SHORT TASK: In the listing below, locate the lines that hold the string "Elevation". Copy those lines.

BEGIN AVAILABLE RECORDS

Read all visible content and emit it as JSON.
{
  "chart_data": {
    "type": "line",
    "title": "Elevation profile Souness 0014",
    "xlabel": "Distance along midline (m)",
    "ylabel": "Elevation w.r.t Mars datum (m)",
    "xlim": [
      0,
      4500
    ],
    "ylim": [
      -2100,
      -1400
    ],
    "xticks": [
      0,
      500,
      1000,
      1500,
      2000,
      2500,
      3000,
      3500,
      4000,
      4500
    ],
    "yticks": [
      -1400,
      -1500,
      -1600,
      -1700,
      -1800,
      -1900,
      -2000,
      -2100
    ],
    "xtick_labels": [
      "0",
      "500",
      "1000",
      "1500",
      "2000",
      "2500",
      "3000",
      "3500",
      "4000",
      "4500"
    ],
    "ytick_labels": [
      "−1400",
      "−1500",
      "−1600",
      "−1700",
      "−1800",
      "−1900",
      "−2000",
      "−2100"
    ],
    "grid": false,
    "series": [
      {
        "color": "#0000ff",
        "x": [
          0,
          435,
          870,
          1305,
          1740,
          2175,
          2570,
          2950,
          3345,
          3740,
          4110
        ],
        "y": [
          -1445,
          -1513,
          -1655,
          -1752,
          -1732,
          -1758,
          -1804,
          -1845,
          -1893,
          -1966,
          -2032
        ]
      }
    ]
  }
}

END AVAILABLE RECORDS

TASK OUTPUT:
    "title": "Elevation profile Souness 0014",
    "ylabel": "Elevation w.r.t Mars datum (m)",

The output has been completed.